**Exercise**
Identify every line containing the word "image" and reproduce each one.

**Provided material**
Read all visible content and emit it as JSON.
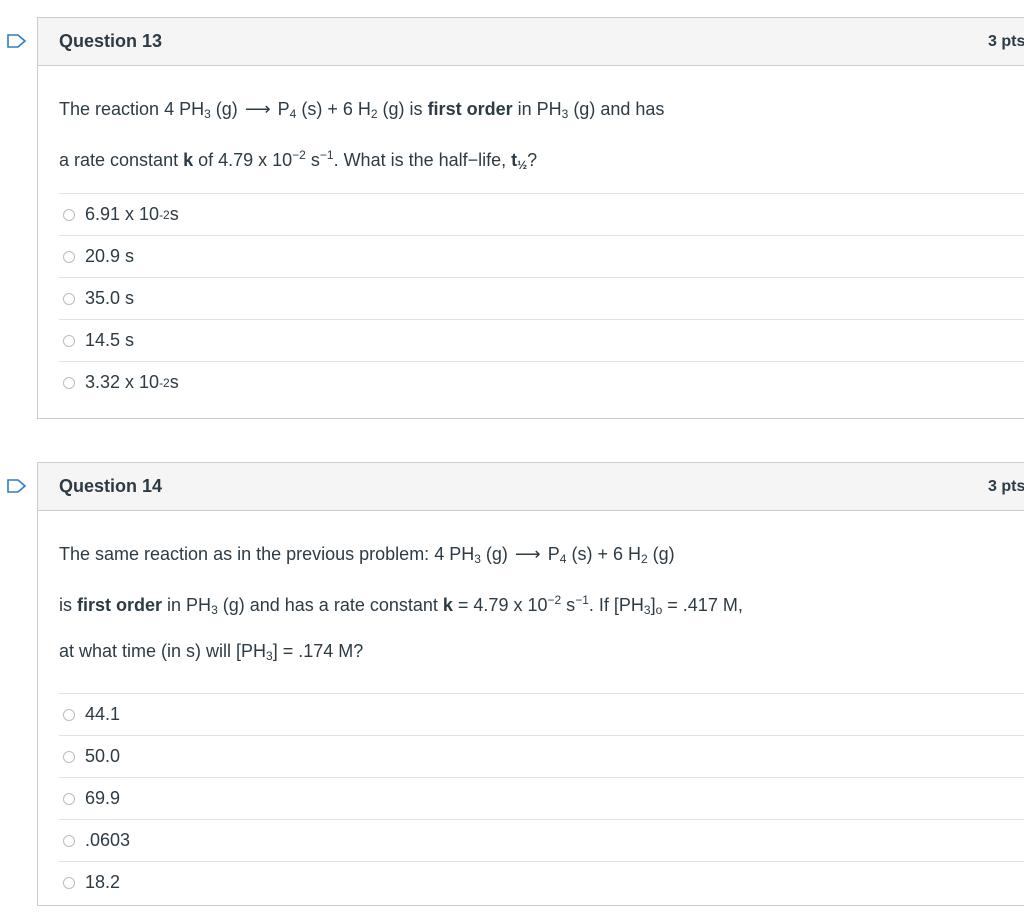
{
  "colors": {
    "flag": "#2d7cc4",
    "border": "#c7cdd1",
    "header_bg": "#f5f5f5",
    "text": "#2d3b45"
  },
  "q13": {
    "title": "Question 13",
    "points": "3 pts",
    "text": {
      "intro": "The reaction",
      "reactant": "4 PH",
      "reactant_sub": "3",
      "reactant_state": " (g)",
      "arrow": "⟶",
      "product1": "P",
      "product1_sub": "4",
      "product1_state": " (s)  +  6 H",
      "product2_sub": "2",
      "product2_state": " (g)  is",
      "bold1": "first order",
      "mid": " in PH",
      "mid_sub": "3",
      "end1": " (g) and has",
      "line2_a": "a rate constant ",
      "k": "k",
      "line2_b": " of 4.79 x 10",
      "exp1": "−2",
      "line2_c": " s",
      "exp2": "−1",
      "line2_d": ".  What is the half−life, ",
      "t": "t",
      "t_sub": "½",
      "q": "?"
    },
    "answers": [
      {
        "base": "6.91 x 10",
        "sup": "-2",
        "unit": " s"
      },
      {
        "base": "20.9 s",
        "sup": "",
        "unit": ""
      },
      {
        "base": "35.0 s",
        "sup": "",
        "unit": ""
      },
      {
        "base": "14.5 s",
        "sup": "",
        "unit": ""
      },
      {
        "base": "3.32 x 10",
        "sup": "-2",
        "unit": " s"
      }
    ]
  },
  "q14": {
    "title": "Question 14",
    "points": "3 pts",
    "text": {
      "l1a": "The same reaction as in the previous problem:  4 PH",
      "l1a_sub": "3",
      "l1b": " (g)",
      "arrow": "⟶",
      "l1c": "P",
      "l1c_sub": "4",
      "l1d": " (s)  +  6 H",
      "l1d_sub": "2",
      "l1e": " (g)",
      "l2a": "is ",
      "l2bold": "first order",
      "l2b": " in PH",
      "l2b_sub": "3",
      "l2c": " (g) and has a rate constant ",
      "l2k": "k",
      "l2d": " = 4.79 x 10",
      "l2exp1": "−2",
      "l2e": " s",
      "l2exp2": "−1",
      "l2f": ".  If [PH",
      "l2f_sub": "3",
      "l2g": "]",
      "l2g_sub": "o",
      "l2h": "  =  .417 M,",
      "l3a": "at what time (in s) will [PH",
      "l3a_sub": "3",
      "l3b": "]  =  .174 M?"
    },
    "answers": [
      "44.1",
      "50.0",
      "69.9",
      ".0603",
      "18.2"
    ]
  }
}
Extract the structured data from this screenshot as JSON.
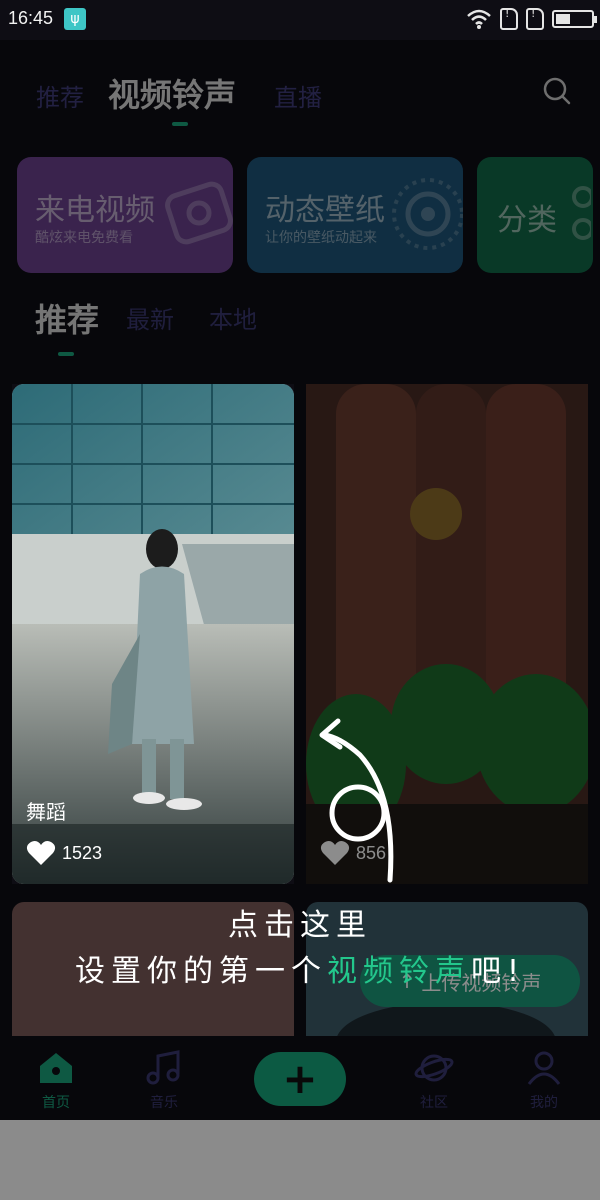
{
  "status_bar": {
    "time": "16:45"
  },
  "top_tabs": [
    {
      "label": "推荐"
    },
    {
      "label": "视频铃声"
    },
    {
      "label": "直播"
    }
  ],
  "categories": [
    {
      "title": "来电视频",
      "subtitle": "酷炫来电免费看",
      "color": "#7a4a9e"
    },
    {
      "title": "动态壁纸",
      "subtitle": "让你的壁纸动起来",
      "color": "#205e80"
    },
    {
      "title": "分类",
      "subtitle": "",
      "color": "#136b4c"
    }
  ],
  "sub_tabs": [
    {
      "label": "推荐"
    },
    {
      "label": "最新"
    },
    {
      "label": "本地"
    }
  ],
  "videos": [
    {
      "label": "舞蹈",
      "likes": "1523"
    },
    {
      "label": "",
      "likes": "856"
    }
  ],
  "hint": {
    "line1": "点击这里",
    "line2_prefix": "设置你的第一个",
    "line2_highlight": "视频铃声",
    "line2_suffix": "吧!"
  },
  "upload_button": {
    "label": "上传视频铃声"
  },
  "bottom_nav": [
    {
      "label": "首页",
      "icon": "home-icon"
    },
    {
      "label": "音乐",
      "icon": "music-icon"
    },
    {
      "label": "社区",
      "icon": "planet-icon"
    },
    {
      "label": "我的",
      "icon": "user-icon"
    }
  ],
  "colors": {
    "accent": "#1aa27a",
    "highlight": "#23c78c",
    "background": "#0e0d14"
  }
}
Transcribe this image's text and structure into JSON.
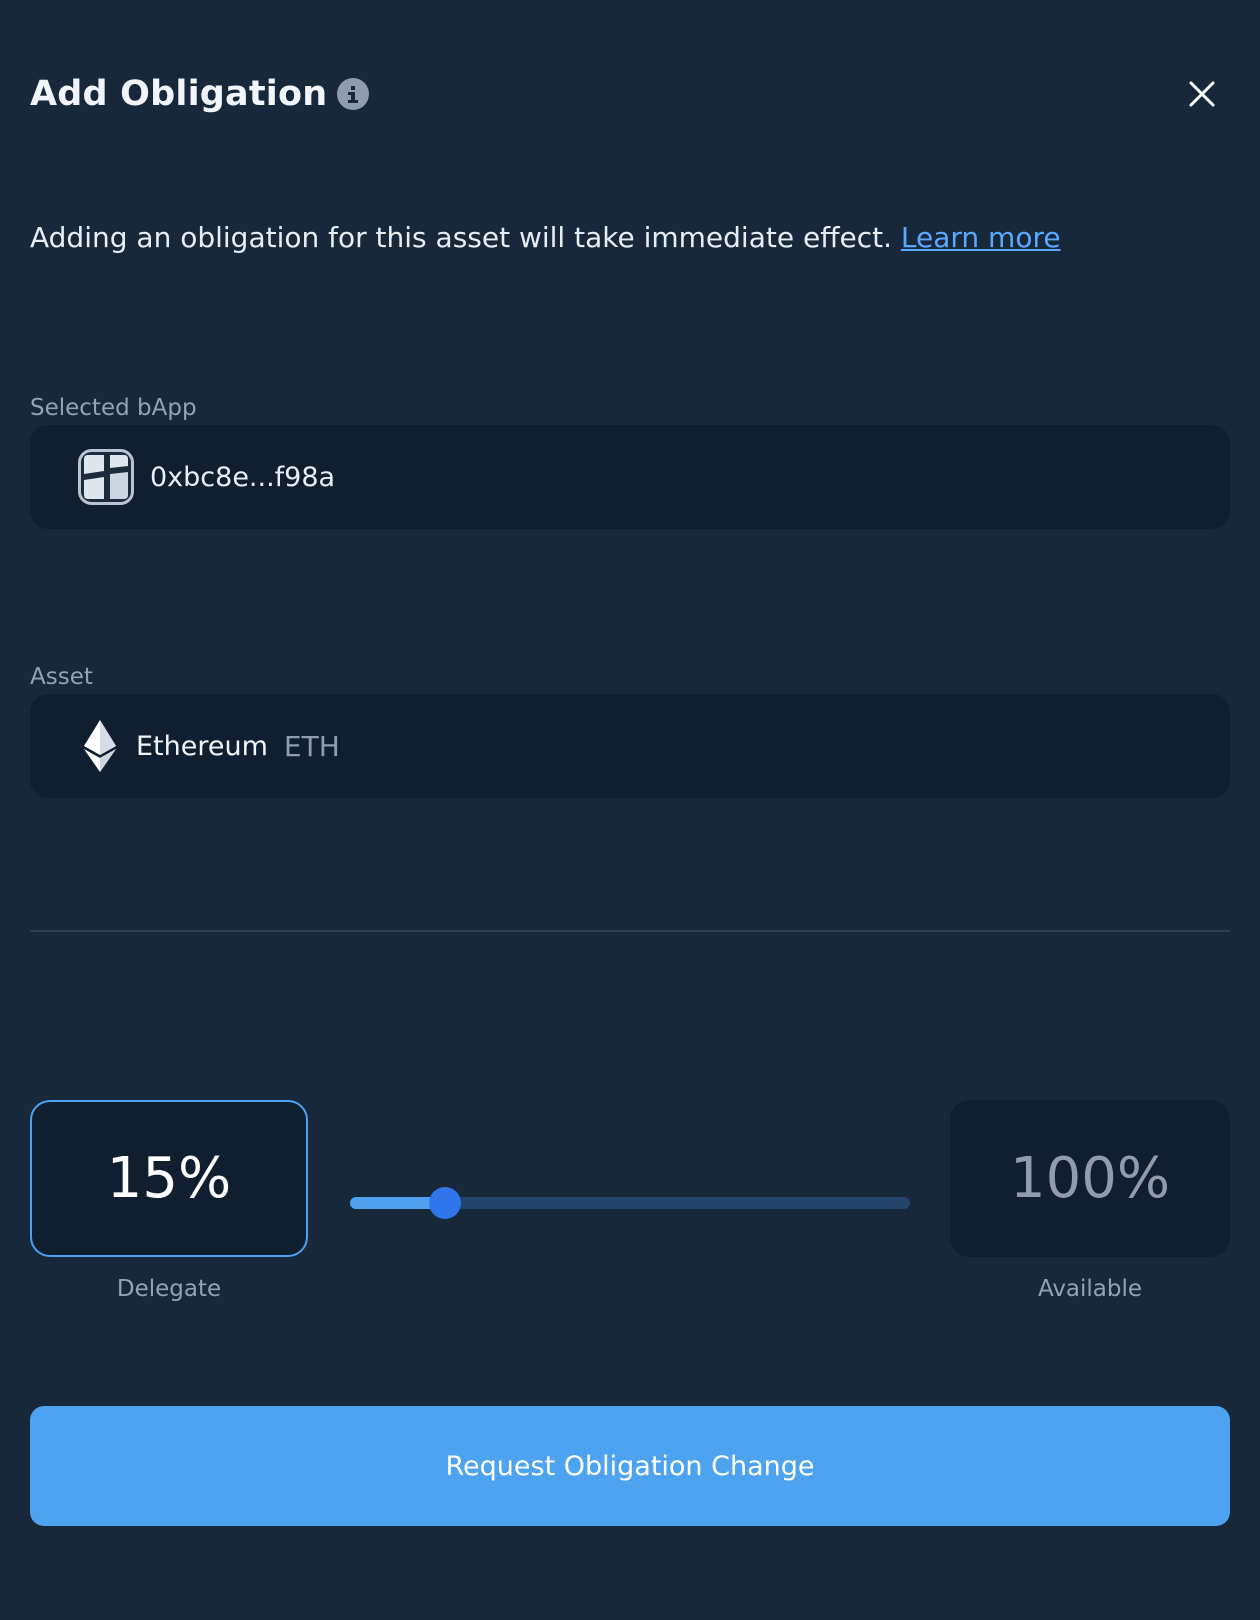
{
  "header": {
    "title": "Add Obligation",
    "info_icon": "info-icon",
    "close_icon": "close-icon"
  },
  "description": {
    "text": "Adding an obligation for this asset will take immediate effect. ",
    "link": "Learn more"
  },
  "bapp": {
    "label": "Selected bApp",
    "address": "0xbc8e...f98a",
    "icon": "bapp-avatar-icon"
  },
  "asset": {
    "label": "Asset",
    "name": "Ethereum",
    "symbol": "ETH",
    "icon": "ethereum-icon"
  },
  "allocation": {
    "delegate_value": "15%",
    "delegate_label": "Delegate",
    "available_value": "100%",
    "available_label": "Available",
    "slider_fraction": 0.17
  },
  "action": {
    "button_label": "Request Obligation Change"
  },
  "colors": {
    "background": "#16283a",
    "field_background": "#0f1f30",
    "accent": "#4da3f0",
    "link": "#5ba8ff",
    "slider_thumb": "#2f76ec"
  }
}
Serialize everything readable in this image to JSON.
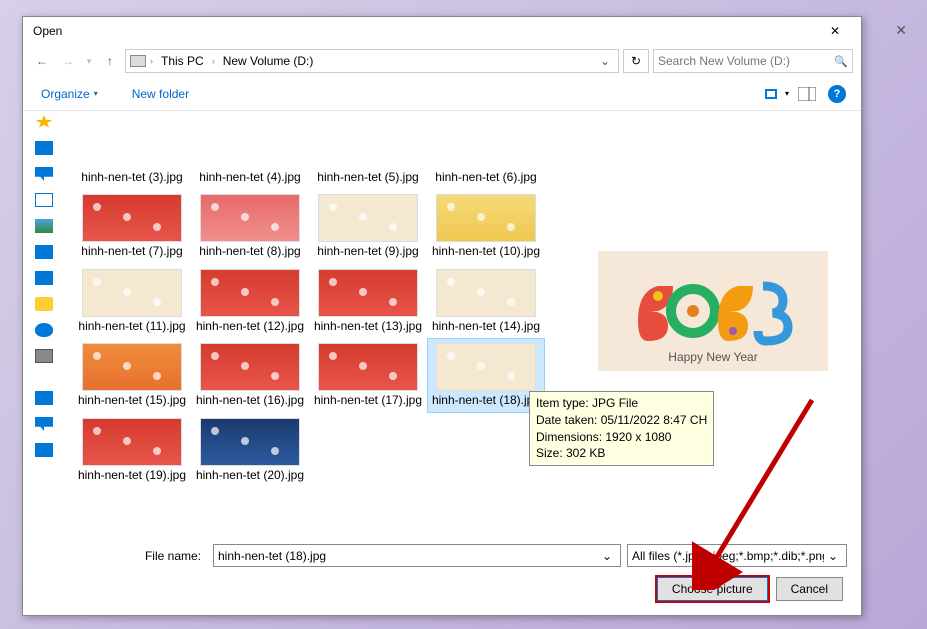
{
  "dialog": {
    "title": "Open",
    "close_glyph": "✕"
  },
  "nav": {
    "back_glyph": "←",
    "forward_glyph": "→",
    "recent_glyph": "▾",
    "up_glyph": "↑",
    "refresh_glyph": "↻"
  },
  "address": {
    "crumb1": "This PC",
    "crumb2": "New Volume (D:)",
    "sep": "›",
    "dropdown_glyph": "⌄"
  },
  "search": {
    "placeholder": "Search New Volume (D:)",
    "icon_glyph": "🔍"
  },
  "toolbar": {
    "organize": "Organize",
    "organize_caret": "▾",
    "new_folder": "New folder",
    "view_caret": "▾",
    "help_glyph": "?"
  },
  "files": [
    {
      "name": "hinh-nen-tet (3).jpg",
      "thumb": "noimg"
    },
    {
      "name": "hinh-nen-tet (4).jpg",
      "thumb": "noimg"
    },
    {
      "name": "hinh-nen-tet (5).jpg",
      "thumb": "noimg"
    },
    {
      "name": "hinh-nen-tet (6).jpg",
      "thumb": "noimg"
    },
    {
      "name": "hinh-nen-tet (7).jpg",
      "thumb": "t-red"
    },
    {
      "name": "hinh-nen-tet (8).jpg",
      "thumb": "t-pink"
    },
    {
      "name": "hinh-nen-tet (9).jpg",
      "thumb": "t-cream"
    },
    {
      "name": "hinh-nen-tet (10).jpg",
      "thumb": "t-yellow"
    },
    {
      "name": "hinh-nen-tet (11).jpg",
      "thumb": "t-cream"
    },
    {
      "name": "hinh-nen-tet (12).jpg",
      "thumb": "t-red"
    },
    {
      "name": "hinh-nen-tet (13).jpg",
      "thumb": "t-red"
    },
    {
      "name": "hinh-nen-tet (14).jpg",
      "thumb": "t-cream"
    },
    {
      "name": "hinh-nen-tet (15).jpg",
      "thumb": "t-orange"
    },
    {
      "name": "hinh-nen-tet (16).jpg",
      "thumb": "t-red"
    },
    {
      "name": "hinh-nen-tet (17).jpg",
      "thumb": "t-red"
    },
    {
      "name": "hinh-nen-tet (18).jpg",
      "thumb": "t-cream",
      "selected": true
    },
    {
      "name": "hinh-nen-tet (19).jpg",
      "thumb": "t-red"
    },
    {
      "name": "hinh-nen-tet (20).jpg",
      "thumb": "t-blue"
    }
  ],
  "tooltip": {
    "line1": "Item type: JPG File",
    "line2": "Date taken: 05/11/2022 8:47 CH",
    "line3": "Dimensions: 1920 x 1080",
    "line4": "Size: 302 KB"
  },
  "preview": {
    "caption": "Happy New Year"
  },
  "bottom": {
    "filename_label": "File name:",
    "filename_value": "hinh-nen-tet (18).jpg",
    "filter_text": "All files (*.jpg;*.jpeg;*.bmp;*.dib;*.png",
    "choose_label": "Choose picture",
    "cancel_label": "Cancel",
    "dd_glyph": "⌄"
  },
  "colors": {
    "accent": "#0078d7",
    "annotation": "#c00000"
  }
}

**Task response**
Transcribe this image's text and structure into JSON.
Serialize everything readable in this image to JSON.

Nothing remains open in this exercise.